Lines containing the string "ERROR" are to be counted. Write only how many there are.
──────── Dataset content ────────
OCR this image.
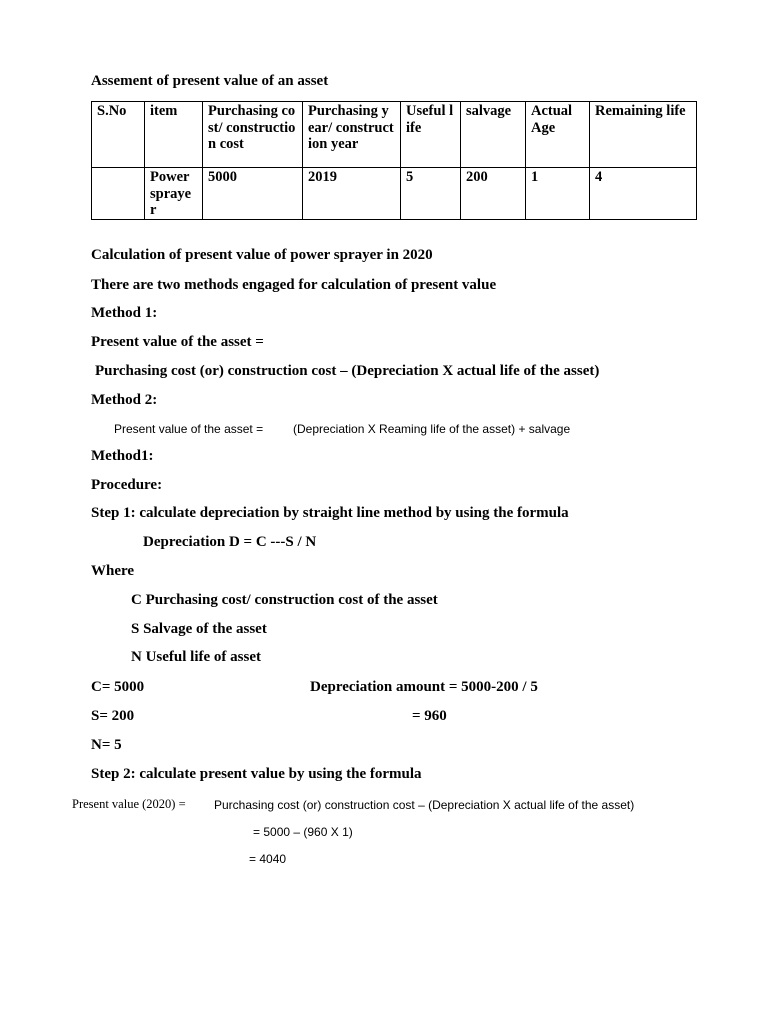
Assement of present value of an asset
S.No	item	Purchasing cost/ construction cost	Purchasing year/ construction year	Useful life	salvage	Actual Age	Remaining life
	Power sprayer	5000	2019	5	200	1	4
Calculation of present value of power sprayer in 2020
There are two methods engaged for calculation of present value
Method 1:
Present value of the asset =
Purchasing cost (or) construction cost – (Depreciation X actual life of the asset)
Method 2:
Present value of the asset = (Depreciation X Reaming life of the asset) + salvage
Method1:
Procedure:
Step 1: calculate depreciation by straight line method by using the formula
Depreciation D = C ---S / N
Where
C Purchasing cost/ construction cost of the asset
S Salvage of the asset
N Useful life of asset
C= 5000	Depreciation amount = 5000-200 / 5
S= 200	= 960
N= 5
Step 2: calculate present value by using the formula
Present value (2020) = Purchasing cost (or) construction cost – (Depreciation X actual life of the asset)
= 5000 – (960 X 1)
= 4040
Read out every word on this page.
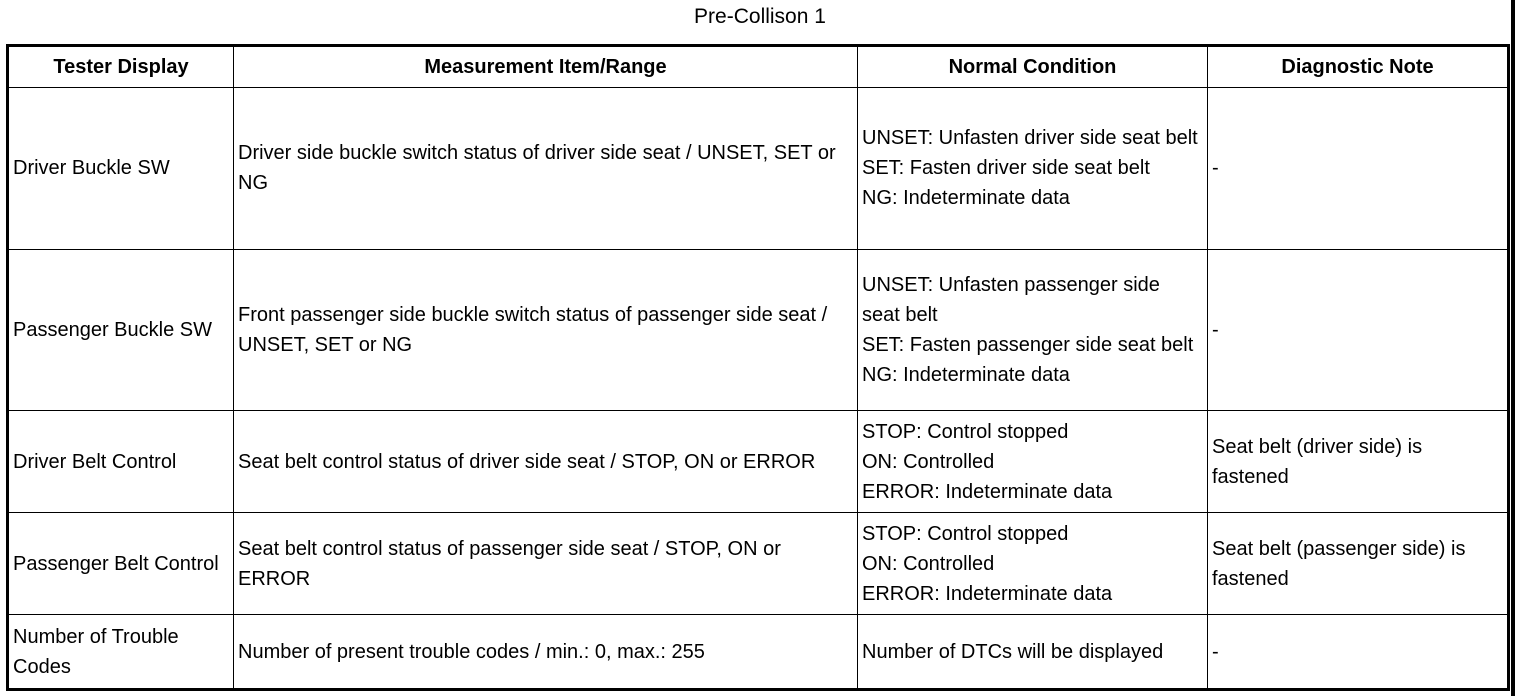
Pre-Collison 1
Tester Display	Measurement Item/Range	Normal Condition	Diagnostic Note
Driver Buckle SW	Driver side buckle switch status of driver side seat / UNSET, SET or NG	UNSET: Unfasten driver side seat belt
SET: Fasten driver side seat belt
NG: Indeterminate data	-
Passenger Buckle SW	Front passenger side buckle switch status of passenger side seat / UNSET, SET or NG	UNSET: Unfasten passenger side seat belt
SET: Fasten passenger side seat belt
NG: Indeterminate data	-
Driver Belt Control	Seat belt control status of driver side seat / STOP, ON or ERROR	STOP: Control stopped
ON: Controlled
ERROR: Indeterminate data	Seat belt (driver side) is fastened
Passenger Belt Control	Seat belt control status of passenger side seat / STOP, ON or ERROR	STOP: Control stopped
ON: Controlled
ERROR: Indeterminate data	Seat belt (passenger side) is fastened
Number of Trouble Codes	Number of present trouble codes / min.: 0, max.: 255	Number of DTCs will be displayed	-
────────
(Correct response)
4